• _Given problem_: Quote all entries in full, exactly.

[Collected data entries]
-----

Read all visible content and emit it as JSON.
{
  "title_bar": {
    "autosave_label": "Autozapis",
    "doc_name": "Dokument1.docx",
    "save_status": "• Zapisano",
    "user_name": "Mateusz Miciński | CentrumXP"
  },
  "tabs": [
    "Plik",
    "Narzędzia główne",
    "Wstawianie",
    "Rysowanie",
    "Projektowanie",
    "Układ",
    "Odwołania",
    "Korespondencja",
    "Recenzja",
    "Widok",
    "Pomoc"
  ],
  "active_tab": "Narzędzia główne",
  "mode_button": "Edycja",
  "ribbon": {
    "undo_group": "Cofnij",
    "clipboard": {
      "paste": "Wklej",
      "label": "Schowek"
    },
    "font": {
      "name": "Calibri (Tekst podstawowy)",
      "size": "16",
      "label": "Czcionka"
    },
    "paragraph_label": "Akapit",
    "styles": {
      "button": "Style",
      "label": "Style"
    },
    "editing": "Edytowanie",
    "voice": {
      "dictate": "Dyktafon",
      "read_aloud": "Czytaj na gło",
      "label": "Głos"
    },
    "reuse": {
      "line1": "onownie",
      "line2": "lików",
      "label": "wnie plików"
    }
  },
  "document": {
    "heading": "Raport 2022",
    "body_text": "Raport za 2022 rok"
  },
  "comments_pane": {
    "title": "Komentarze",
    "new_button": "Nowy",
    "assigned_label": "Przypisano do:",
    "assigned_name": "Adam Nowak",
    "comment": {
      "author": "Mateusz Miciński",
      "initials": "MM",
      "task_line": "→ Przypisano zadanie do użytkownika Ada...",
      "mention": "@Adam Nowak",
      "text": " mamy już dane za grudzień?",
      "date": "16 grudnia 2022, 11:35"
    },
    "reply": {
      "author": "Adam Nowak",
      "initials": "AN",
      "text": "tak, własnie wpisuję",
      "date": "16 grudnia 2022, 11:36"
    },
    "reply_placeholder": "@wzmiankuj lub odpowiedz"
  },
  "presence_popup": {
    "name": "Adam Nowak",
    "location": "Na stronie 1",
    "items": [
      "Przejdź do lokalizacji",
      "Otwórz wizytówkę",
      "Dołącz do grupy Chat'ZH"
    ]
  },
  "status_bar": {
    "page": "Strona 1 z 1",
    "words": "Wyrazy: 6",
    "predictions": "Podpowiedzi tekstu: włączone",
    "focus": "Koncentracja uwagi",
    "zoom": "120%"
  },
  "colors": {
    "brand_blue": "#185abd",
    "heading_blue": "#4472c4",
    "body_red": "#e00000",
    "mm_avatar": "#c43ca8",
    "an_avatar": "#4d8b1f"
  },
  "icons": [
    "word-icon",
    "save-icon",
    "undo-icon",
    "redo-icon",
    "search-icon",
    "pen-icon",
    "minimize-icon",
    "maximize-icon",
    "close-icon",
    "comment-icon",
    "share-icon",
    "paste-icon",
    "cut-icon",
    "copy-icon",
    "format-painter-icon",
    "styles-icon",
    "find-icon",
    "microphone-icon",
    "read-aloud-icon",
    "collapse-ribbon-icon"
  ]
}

-----

• _Task solution_:
Read all visible content and emit it as JSON.
{
  "title_bar": {
    "autosave_label": "Autozapis",
    "doc_name": "Dokument1.docx",
    "save_status": "• Zapisano",
    "user_name": "Mateusz Miciński | CentrumXP"
  },
  "tabs": [
    "Plik",
    "Narzędzia główne",
    "Wstawianie",
    "Rysowanie",
    "Projektowanie",
    "Układ",
    "Odwołania",
    "Korespondencja",
    "Recenzja",
    "Widok",
    "Pomoc"
  ],
  "active_tab": "Narzędzia główne",
  "mode_button": "Edycja",
  "ribbon": {
    "undo_group": "Cofnij",
    "clipboard": {
      "paste": "Wklej",
      "label": "Schowek"
    },
    "font": {
      "name": "Calibri (Tekst podstawowy)",
      "size": "16",
      "label": "Czcionka"
    },
    "paragraph_label": "Akapit",
    "styles": {
      "button": "Style",
      "label": "Style"
    },
    "editing": "Edytowanie",
    "voice": {
      "dictate": "Dyktafon",
      "read_aloud": "Czytaj na gło",
      "label": "Głos"
    },
    "reuse": {
      "line1": "onownie",
      "line2": "lików",
      "label": "wnie plików"
    }
  },
  "document": {
    "heading": "Raport 2022",
    "body_text": "Raport za 2022 rok"
  },
  "comments_pane": {
    "title": "Komentarze",
    "new_button": "Nowy",
    "assigned_label": "Przypisano do:",
    "assigned_name": "Adam Nowak",
    "comment": {
      "author": "Mateusz Miciński",
      "initials": "MM",
      "task_line": "→ Przypisano zadanie do użytkownika Ada...",
      "mention": "@Adam Nowak",
      "text": " mamy już dane za grudzień?",
      "date": "16 grudnia 2022, 11:35"
    },
    "reply": {
      "author": "Adam Nowak",
      "initials": "AN",
      "text": "tak, własnie wpisuję",
      "date": "16 grudnia 2022, 11:36"
    },
    "reply_placeholder": "@wzmiankuj lub odpowiedz"
  },
  "presence_popup": {
    "name": "Adam Nowak",
    "location": "Na stronie 1",
    "items": [
      "Przejdź do lokalizacji",
      "Otwórz wizytówkę",
      "Dołącz do grupy Chat'ZH"
    ]
  },
  "status_bar": {
    "page": "Strona 1 z 1",
    "words": "Wyrazy: 6",
    "predictions": "Podpowiedzi tekstu: włączone",
    "focus": "Koncentracja uwagi",
    "zoom": "120%"
  },
  "colors": {
    "brand_blue": "#185abd",
    "heading_blue": "#4472c4",
    "body_red": "#e00000",
    "mm_avatar": "#c43ca8",
    "an_avatar": "#4d8b1f"
  },
  "icons": [
    "word-icon",
    "save-icon",
    "undo-icon",
    "redo-icon",
    "search-icon",
    "pen-icon",
    "minimize-icon",
    "maximize-icon",
    "close-icon",
    "comment-icon",
    "share-icon",
    "paste-icon",
    "cut-icon",
    "copy-icon",
    "format-painter-icon",
    "styles-icon",
    "find-icon",
    "microphone-icon",
    "read-aloud-icon",
    "collapse-ribbon-icon"
  ]
}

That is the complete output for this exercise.